Entries taken from a collection:
** begin **
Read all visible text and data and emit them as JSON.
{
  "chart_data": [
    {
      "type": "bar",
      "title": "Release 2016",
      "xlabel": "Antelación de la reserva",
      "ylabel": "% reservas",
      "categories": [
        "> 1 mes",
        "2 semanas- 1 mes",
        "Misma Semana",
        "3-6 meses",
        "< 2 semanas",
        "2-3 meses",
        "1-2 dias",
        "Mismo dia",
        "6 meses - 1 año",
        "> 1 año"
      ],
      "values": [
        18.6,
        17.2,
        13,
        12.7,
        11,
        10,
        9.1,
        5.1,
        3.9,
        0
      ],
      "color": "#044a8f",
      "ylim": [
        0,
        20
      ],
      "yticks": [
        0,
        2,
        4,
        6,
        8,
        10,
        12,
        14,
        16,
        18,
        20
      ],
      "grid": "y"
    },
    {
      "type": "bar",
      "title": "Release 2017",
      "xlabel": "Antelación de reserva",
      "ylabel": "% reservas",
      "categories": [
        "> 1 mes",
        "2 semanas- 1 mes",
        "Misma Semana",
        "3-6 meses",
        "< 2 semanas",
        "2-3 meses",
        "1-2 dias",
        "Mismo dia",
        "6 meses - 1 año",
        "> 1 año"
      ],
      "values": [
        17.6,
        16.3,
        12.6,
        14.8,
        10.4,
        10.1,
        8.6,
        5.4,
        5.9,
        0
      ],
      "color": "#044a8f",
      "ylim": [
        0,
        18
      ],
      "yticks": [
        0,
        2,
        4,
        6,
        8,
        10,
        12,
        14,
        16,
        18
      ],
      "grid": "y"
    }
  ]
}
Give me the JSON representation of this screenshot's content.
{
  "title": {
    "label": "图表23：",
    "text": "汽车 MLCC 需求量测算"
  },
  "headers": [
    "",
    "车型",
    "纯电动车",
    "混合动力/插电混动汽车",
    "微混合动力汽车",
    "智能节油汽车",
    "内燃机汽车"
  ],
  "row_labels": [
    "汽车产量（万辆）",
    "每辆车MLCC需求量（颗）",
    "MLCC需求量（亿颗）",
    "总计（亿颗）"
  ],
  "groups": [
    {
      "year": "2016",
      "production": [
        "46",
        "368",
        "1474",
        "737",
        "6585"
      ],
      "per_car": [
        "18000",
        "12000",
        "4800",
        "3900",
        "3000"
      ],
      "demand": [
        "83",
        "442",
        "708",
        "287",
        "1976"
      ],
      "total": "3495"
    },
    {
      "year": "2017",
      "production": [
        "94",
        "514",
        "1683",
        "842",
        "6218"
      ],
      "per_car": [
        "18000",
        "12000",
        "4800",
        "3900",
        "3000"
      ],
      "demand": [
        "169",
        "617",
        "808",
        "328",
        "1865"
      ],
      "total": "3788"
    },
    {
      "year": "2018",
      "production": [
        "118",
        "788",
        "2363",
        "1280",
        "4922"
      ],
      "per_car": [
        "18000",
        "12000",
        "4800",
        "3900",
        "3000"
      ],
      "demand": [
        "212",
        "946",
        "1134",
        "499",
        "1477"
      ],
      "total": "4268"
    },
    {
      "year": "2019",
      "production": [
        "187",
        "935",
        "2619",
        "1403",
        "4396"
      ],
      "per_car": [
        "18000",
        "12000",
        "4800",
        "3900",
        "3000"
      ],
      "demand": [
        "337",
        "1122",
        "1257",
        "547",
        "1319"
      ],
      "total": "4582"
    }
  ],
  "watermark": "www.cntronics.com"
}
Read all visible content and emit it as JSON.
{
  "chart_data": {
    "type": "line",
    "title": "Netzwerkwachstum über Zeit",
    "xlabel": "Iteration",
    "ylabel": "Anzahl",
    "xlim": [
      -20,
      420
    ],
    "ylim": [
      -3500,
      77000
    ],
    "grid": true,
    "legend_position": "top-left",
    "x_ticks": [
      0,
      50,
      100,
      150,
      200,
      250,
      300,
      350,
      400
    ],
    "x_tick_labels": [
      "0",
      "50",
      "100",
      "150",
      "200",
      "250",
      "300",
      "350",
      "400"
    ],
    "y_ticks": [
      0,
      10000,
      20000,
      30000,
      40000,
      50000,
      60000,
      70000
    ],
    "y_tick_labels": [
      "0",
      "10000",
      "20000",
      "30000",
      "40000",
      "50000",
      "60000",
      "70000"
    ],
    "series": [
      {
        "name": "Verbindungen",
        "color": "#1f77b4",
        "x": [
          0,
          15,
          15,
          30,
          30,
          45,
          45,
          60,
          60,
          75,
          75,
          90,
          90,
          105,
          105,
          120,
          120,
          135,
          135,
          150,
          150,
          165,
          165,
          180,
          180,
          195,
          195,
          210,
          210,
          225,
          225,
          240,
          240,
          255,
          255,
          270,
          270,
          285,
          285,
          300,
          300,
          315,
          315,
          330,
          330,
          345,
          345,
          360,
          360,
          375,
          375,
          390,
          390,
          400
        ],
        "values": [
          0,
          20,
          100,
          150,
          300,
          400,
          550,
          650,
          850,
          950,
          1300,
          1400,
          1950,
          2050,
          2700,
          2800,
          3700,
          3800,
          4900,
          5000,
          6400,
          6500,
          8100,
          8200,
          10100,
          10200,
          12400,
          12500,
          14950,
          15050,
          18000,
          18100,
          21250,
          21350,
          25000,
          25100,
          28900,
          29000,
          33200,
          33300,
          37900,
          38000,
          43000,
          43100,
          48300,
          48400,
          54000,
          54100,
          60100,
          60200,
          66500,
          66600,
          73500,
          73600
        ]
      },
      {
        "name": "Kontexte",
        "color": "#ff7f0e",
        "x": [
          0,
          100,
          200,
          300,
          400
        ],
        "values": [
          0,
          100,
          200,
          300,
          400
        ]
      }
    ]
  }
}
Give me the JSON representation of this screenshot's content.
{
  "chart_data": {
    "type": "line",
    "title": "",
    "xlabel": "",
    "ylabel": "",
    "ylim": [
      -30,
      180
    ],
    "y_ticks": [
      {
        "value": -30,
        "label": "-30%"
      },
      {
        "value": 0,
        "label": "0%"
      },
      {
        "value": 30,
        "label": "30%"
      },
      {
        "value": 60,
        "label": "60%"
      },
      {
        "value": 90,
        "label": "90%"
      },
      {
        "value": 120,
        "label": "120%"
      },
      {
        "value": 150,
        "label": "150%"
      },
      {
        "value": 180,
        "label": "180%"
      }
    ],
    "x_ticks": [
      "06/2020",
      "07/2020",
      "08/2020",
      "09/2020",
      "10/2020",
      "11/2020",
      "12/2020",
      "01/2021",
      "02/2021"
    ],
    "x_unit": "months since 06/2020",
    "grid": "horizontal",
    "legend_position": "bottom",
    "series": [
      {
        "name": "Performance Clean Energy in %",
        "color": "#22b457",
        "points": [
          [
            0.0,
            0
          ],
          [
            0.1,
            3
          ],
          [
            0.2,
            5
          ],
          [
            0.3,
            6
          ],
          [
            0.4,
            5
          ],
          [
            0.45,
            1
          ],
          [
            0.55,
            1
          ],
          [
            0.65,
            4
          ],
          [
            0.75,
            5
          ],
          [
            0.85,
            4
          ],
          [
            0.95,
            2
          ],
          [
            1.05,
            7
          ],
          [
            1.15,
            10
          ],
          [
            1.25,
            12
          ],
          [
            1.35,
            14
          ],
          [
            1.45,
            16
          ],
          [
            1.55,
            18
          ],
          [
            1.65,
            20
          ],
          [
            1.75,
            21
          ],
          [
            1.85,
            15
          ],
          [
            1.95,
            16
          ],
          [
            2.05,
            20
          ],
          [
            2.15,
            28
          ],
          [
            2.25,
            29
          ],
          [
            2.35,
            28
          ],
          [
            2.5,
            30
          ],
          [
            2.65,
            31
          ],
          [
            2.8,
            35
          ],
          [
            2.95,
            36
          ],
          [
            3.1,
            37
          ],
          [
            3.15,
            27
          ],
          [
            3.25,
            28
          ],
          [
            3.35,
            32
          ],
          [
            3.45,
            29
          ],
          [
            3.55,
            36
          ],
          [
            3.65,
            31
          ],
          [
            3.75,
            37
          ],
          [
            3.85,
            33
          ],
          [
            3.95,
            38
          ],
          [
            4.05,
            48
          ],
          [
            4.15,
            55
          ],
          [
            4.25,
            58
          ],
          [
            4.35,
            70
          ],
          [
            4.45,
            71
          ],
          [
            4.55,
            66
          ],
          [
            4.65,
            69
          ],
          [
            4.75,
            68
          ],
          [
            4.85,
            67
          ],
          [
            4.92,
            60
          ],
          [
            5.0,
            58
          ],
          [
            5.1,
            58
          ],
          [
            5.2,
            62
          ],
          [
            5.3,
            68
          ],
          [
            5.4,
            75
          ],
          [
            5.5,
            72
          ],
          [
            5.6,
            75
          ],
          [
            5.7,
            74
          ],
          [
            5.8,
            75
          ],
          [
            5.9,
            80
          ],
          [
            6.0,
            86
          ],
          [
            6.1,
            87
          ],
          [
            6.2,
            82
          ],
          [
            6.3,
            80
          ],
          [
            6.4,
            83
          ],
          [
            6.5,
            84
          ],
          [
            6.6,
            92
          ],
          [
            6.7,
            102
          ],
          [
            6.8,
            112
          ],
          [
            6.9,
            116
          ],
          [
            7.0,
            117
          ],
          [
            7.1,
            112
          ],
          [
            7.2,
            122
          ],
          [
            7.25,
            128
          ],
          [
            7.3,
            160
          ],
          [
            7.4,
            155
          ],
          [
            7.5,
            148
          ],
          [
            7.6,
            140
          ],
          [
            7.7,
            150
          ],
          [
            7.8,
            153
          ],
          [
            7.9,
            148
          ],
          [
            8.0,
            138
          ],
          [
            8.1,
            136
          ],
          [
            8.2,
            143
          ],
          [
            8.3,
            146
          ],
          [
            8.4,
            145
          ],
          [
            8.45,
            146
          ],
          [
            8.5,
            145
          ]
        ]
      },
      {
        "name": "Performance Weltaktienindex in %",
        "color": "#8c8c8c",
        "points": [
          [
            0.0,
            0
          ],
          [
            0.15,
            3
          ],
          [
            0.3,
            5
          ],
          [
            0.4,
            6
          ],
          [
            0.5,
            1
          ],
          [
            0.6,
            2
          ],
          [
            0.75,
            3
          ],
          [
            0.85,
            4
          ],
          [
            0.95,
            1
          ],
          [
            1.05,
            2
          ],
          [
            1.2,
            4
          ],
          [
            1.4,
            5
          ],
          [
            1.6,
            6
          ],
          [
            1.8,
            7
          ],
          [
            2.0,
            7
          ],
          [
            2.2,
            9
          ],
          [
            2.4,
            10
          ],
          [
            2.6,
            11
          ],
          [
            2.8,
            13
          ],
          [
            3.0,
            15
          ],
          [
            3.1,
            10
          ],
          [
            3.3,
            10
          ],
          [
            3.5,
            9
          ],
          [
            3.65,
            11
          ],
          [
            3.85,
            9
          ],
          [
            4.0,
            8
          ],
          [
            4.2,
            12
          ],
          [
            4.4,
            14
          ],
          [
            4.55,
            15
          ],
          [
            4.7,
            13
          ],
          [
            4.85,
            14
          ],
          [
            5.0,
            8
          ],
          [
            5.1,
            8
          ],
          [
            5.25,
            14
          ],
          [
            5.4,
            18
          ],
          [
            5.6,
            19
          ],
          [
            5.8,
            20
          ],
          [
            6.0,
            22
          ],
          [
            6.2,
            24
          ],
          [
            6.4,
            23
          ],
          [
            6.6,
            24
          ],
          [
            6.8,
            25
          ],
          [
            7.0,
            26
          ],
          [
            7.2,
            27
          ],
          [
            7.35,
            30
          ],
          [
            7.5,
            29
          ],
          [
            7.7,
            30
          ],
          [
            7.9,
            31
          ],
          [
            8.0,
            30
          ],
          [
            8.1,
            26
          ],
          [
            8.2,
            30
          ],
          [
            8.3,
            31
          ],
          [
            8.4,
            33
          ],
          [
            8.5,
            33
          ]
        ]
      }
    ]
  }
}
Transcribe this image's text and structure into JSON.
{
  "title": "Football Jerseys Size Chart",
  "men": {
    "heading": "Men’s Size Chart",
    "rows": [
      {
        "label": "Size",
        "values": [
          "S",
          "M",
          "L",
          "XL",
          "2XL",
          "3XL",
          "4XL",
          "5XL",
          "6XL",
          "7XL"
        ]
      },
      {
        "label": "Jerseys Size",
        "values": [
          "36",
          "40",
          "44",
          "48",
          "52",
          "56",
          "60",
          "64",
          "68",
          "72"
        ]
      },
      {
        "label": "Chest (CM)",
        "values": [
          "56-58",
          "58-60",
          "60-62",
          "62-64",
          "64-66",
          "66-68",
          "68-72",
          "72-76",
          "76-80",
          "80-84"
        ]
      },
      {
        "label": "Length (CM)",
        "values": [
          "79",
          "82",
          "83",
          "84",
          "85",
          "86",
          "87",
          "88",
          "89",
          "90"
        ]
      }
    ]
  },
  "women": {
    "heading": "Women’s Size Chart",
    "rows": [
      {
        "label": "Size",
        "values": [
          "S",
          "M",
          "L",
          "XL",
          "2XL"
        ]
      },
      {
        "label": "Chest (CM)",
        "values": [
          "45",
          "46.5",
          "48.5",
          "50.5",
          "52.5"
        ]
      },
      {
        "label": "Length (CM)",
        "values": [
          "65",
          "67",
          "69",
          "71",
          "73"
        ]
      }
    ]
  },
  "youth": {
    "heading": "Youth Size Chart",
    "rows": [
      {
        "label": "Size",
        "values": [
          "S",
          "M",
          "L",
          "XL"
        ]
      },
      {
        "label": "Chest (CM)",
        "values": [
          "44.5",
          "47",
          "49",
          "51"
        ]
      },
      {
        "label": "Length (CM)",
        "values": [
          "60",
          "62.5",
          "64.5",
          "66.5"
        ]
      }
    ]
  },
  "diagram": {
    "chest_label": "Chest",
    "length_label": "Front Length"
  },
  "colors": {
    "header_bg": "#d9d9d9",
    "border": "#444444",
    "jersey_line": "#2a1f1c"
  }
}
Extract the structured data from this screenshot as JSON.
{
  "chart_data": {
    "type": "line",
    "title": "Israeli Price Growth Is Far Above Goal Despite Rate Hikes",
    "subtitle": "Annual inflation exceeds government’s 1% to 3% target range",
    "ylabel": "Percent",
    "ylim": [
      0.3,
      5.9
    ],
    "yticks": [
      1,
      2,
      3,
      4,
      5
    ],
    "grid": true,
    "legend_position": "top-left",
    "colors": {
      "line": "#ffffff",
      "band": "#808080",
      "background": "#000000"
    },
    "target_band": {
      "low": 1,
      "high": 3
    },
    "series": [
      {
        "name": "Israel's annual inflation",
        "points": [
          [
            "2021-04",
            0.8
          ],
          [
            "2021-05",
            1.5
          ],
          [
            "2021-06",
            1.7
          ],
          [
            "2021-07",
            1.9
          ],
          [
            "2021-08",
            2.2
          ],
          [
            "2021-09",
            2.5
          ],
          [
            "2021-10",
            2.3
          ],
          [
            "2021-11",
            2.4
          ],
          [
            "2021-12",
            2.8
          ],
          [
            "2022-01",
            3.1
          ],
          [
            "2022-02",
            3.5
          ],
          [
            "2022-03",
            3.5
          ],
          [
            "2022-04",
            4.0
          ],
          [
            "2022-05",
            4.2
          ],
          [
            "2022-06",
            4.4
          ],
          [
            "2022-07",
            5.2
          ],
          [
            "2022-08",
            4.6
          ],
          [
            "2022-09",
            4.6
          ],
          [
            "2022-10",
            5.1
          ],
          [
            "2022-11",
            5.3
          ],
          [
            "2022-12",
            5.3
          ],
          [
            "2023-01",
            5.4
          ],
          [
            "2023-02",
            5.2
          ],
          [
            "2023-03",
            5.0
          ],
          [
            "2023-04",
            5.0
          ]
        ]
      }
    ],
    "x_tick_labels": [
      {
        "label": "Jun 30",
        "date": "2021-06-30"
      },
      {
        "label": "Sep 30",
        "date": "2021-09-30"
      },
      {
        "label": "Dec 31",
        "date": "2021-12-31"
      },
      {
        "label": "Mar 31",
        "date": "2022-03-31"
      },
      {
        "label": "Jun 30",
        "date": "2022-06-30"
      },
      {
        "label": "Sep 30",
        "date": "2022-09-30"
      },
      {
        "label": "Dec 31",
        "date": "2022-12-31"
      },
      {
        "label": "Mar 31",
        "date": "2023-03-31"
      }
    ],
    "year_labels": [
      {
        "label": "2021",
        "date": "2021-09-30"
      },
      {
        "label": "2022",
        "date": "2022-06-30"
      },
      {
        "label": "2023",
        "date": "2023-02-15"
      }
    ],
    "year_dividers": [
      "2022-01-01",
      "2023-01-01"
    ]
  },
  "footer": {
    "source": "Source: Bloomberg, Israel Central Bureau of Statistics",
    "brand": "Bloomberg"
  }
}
** end **
▶ **WHAT IS REQUIRED**
From the records given above, copy all lines containing "Bloomberg".

▶ **FINISHED EXERCISE**
    "source": "Source: Bloomberg, Israel Central Bureau of Statistics",
    "brand": "Bloomberg"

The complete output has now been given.